EXERCISE: Repeat the material below word for word and leave out all pictures.
■ ■ ■
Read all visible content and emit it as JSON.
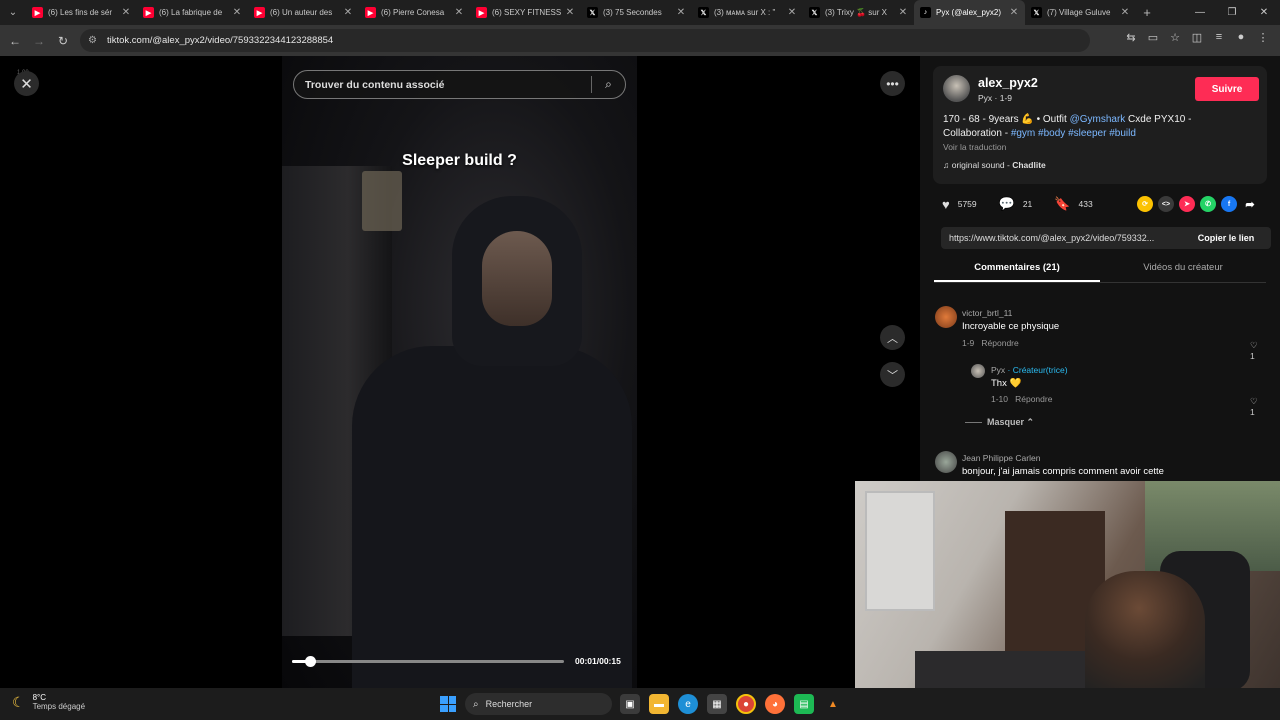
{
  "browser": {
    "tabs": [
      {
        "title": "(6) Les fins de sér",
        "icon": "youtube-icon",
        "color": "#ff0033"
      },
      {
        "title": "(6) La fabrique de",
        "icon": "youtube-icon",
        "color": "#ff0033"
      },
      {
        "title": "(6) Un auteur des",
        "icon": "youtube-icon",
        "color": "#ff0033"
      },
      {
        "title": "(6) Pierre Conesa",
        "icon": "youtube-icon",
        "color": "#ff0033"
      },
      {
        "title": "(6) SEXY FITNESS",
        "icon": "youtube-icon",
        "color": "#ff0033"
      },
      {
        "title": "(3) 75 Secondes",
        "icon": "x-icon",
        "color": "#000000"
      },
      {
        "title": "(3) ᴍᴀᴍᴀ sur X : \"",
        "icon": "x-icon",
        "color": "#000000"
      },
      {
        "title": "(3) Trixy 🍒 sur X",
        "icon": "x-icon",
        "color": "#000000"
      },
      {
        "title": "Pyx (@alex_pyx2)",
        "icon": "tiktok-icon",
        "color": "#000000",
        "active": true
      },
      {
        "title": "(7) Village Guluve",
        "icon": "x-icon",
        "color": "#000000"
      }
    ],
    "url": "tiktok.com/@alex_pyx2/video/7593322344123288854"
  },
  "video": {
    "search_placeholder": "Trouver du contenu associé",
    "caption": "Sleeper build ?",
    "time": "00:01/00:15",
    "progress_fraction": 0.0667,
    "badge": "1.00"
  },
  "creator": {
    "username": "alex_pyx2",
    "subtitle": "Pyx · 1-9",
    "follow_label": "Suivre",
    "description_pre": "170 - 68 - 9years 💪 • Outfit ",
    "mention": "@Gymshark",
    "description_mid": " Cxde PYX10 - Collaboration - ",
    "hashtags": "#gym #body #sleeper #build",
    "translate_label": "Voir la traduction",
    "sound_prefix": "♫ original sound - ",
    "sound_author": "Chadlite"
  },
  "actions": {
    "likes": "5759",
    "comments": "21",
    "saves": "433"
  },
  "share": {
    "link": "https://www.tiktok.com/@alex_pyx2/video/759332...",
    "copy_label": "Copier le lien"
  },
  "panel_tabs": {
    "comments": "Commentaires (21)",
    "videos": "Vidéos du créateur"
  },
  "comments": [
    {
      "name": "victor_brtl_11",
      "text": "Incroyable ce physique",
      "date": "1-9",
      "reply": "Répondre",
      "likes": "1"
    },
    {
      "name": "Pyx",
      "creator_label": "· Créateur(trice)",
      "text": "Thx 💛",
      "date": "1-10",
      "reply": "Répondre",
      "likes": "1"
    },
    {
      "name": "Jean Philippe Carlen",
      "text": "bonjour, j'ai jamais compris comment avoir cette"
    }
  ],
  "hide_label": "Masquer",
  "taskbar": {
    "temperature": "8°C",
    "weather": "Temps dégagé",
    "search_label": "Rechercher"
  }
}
■ ■ ■
SOLUTION TO THE PROBLEM:
Read all visible content and emit it as JSON.
{
  "browser": {
    "tabs": [
      {
        "title": "(6) Les fins de sér",
        "icon": "youtube-icon",
        "color": "#ff0033"
      },
      {
        "title": "(6) La fabrique de",
        "icon": "youtube-icon",
        "color": "#ff0033"
      },
      {
        "title": "(6) Un auteur des",
        "icon": "youtube-icon",
        "color": "#ff0033"
      },
      {
        "title": "(6) Pierre Conesa",
        "icon": "youtube-icon",
        "color": "#ff0033"
      },
      {
        "title": "(6) SEXY FITNESS",
        "icon": "youtube-icon",
        "color": "#ff0033"
      },
      {
        "title": "(3) 75 Secondes",
        "icon": "x-icon",
        "color": "#000000"
      },
      {
        "title": "(3) ᴍᴀᴍᴀ sur X : \"",
        "icon": "x-icon",
        "color": "#000000"
      },
      {
        "title": "(3) Trixy 🍒 sur X",
        "icon": "x-icon",
        "color": "#000000"
      },
      {
        "title": "Pyx (@alex_pyx2)",
        "icon": "tiktok-icon",
        "color": "#000000",
        "active": true
      },
      {
        "title": "(7) Village Guluve",
        "icon": "x-icon",
        "color": "#000000"
      }
    ],
    "url": "tiktok.com/@alex_pyx2/video/7593322344123288854"
  },
  "video": {
    "search_placeholder": "Trouver du contenu associé",
    "caption": "Sleeper build ?",
    "time": "00:01/00:15",
    "progress_fraction": 0.0667,
    "badge": "1.00"
  },
  "creator": {
    "username": "alex_pyx2",
    "subtitle": "Pyx · 1-9",
    "follow_label": "Suivre",
    "description_pre": "170 - 68 - 9years 💪 • Outfit ",
    "mention": "@Gymshark",
    "description_mid": " Cxde PYX10 - Collaboration - ",
    "hashtags": "#gym #body #sleeper #build",
    "translate_label": "Voir la traduction",
    "sound_prefix": "♫ original sound - ",
    "sound_author": "Chadlite"
  },
  "actions": {
    "likes": "5759",
    "comments": "21",
    "saves": "433"
  },
  "share": {
    "link": "https://www.tiktok.com/@alex_pyx2/video/759332...",
    "copy_label": "Copier le lien"
  },
  "panel_tabs": {
    "comments": "Commentaires (21)",
    "videos": "Vidéos du créateur"
  },
  "comments": [
    {
      "name": "victor_brtl_11",
      "text": "Incroyable ce physique",
      "date": "1-9",
      "reply": "Répondre",
      "likes": "1"
    },
    {
      "name": "Pyx",
      "creator_label": "· Créateur(trice)",
      "text": "Thx 💛",
      "date": "1-10",
      "reply": "Répondre",
      "likes": "1"
    },
    {
      "name": "Jean Philippe Carlen",
      "text": "bonjour, j'ai jamais compris comment avoir cette"
    }
  ],
  "hide_label": "Masquer",
  "taskbar": {
    "temperature": "8°C",
    "weather": "Temps dégagé",
    "search_label": "Rechercher"
  }
}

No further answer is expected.